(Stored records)
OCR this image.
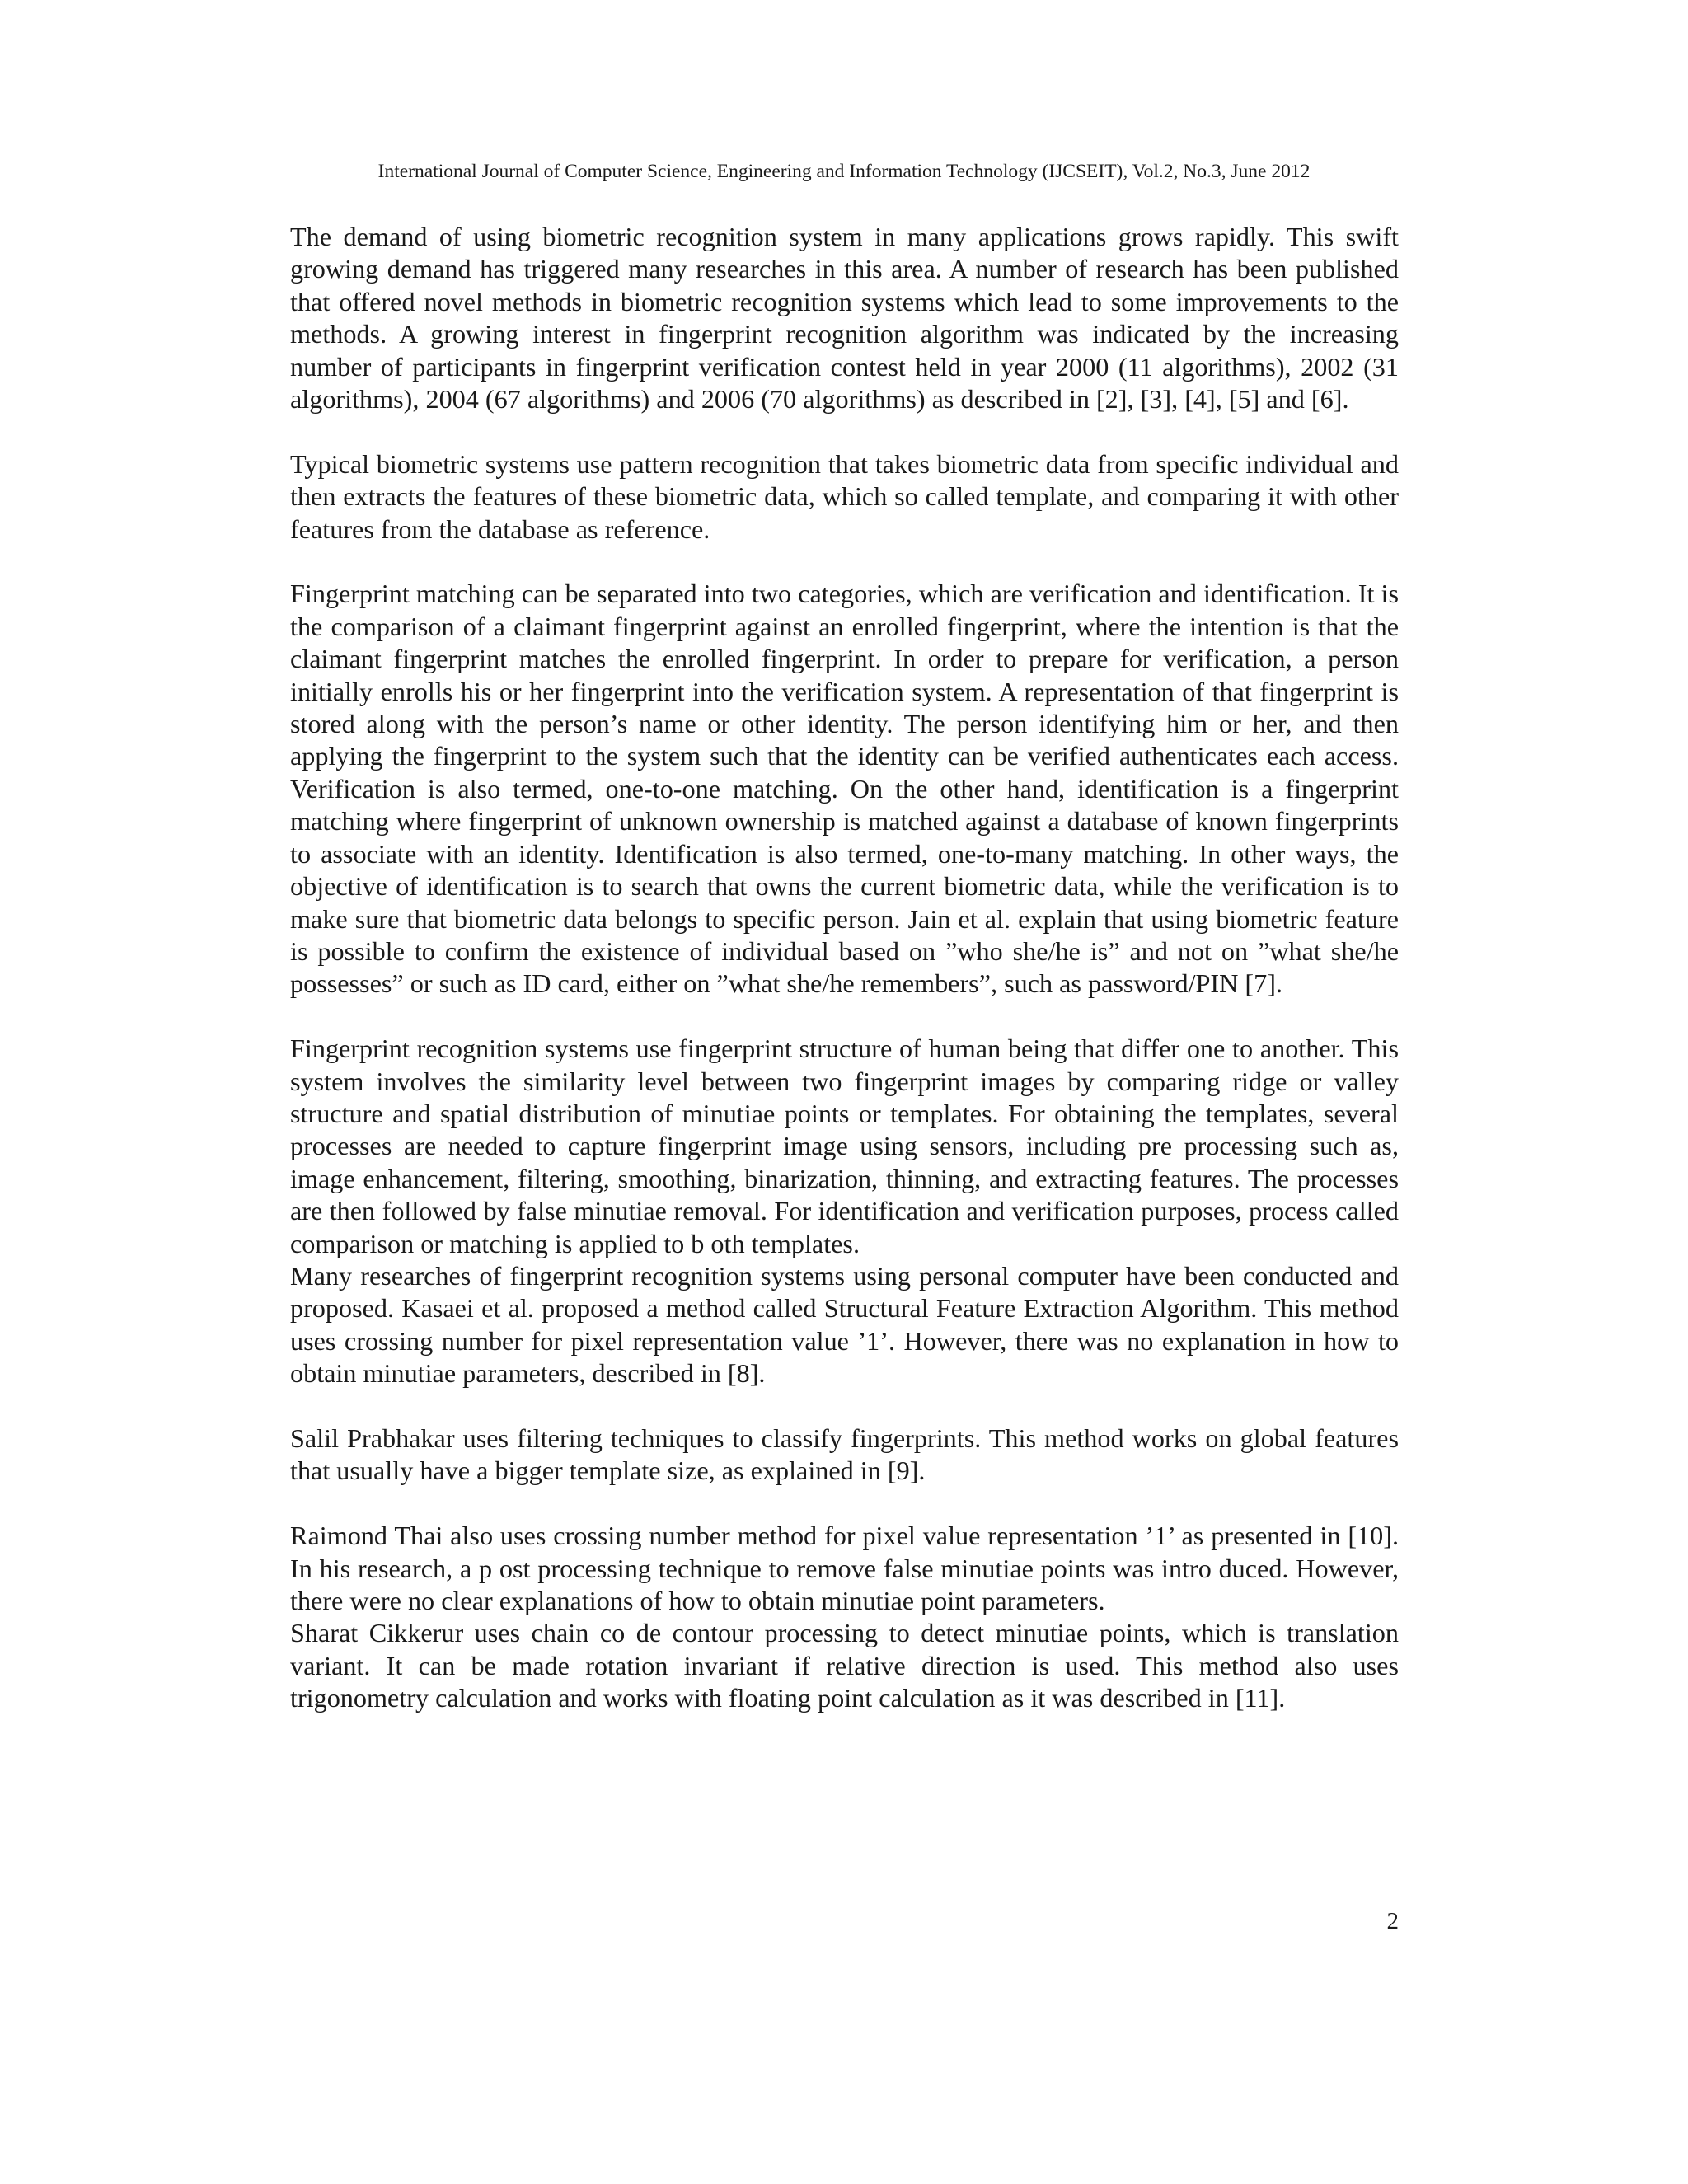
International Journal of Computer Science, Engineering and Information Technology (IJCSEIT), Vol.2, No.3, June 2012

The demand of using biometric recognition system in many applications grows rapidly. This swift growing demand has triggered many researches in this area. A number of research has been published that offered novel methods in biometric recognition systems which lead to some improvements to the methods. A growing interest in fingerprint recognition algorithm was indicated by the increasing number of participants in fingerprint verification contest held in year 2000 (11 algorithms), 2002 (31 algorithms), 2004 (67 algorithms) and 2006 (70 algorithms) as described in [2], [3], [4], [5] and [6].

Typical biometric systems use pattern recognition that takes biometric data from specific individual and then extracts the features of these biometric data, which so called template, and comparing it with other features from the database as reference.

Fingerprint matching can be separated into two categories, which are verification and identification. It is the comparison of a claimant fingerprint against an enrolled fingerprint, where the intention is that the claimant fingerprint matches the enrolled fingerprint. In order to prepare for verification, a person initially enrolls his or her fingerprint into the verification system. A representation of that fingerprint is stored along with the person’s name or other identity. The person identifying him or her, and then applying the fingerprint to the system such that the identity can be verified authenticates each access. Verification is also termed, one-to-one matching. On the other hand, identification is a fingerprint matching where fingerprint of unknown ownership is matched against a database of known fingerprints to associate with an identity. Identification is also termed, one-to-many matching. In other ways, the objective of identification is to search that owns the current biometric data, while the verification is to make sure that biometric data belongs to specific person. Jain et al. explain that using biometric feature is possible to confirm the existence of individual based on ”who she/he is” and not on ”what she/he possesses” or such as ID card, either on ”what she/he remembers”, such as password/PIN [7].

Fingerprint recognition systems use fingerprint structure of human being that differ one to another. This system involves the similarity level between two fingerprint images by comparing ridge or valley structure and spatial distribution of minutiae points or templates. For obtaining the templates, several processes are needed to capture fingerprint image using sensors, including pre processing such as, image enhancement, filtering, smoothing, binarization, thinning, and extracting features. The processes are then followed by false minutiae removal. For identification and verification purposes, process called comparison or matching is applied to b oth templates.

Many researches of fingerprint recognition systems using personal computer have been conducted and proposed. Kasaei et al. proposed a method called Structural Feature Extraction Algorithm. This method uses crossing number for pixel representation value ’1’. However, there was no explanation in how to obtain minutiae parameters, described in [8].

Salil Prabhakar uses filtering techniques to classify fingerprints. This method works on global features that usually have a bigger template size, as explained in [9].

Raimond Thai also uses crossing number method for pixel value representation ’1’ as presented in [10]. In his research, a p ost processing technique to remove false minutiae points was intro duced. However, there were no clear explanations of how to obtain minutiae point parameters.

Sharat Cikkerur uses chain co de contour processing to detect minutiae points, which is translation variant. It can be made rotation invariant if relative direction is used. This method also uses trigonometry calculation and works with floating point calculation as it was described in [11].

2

==

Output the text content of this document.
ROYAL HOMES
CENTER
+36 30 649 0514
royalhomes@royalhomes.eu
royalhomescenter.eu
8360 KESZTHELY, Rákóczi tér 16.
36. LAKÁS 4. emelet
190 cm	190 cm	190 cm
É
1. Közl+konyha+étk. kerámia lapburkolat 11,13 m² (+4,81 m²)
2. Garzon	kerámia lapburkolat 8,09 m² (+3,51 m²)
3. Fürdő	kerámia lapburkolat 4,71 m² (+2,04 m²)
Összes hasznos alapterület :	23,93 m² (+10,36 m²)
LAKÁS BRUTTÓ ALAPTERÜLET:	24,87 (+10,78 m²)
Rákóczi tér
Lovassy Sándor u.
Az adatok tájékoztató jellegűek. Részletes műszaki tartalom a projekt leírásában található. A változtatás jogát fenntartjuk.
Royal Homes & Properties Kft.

(TASK PROMPT)
From the data above, copy each line where the string "have" appears.

(RESPONSE TO THIS TASK)
Many researches of fingerprint recognition systems using personal computer have been conducted and proposed. Kasaei et al. proposed a method called Structural Feature Extraction Algorithm. This method uses crossing number for pixel representation value ’1’. However, there was no explanation in how to obtain minutiae parameters, described in [8].
Salil Prabhakar uses filtering techniques to classify fingerprints. This method works on global features that usually have a bigger template size, as explained in [9].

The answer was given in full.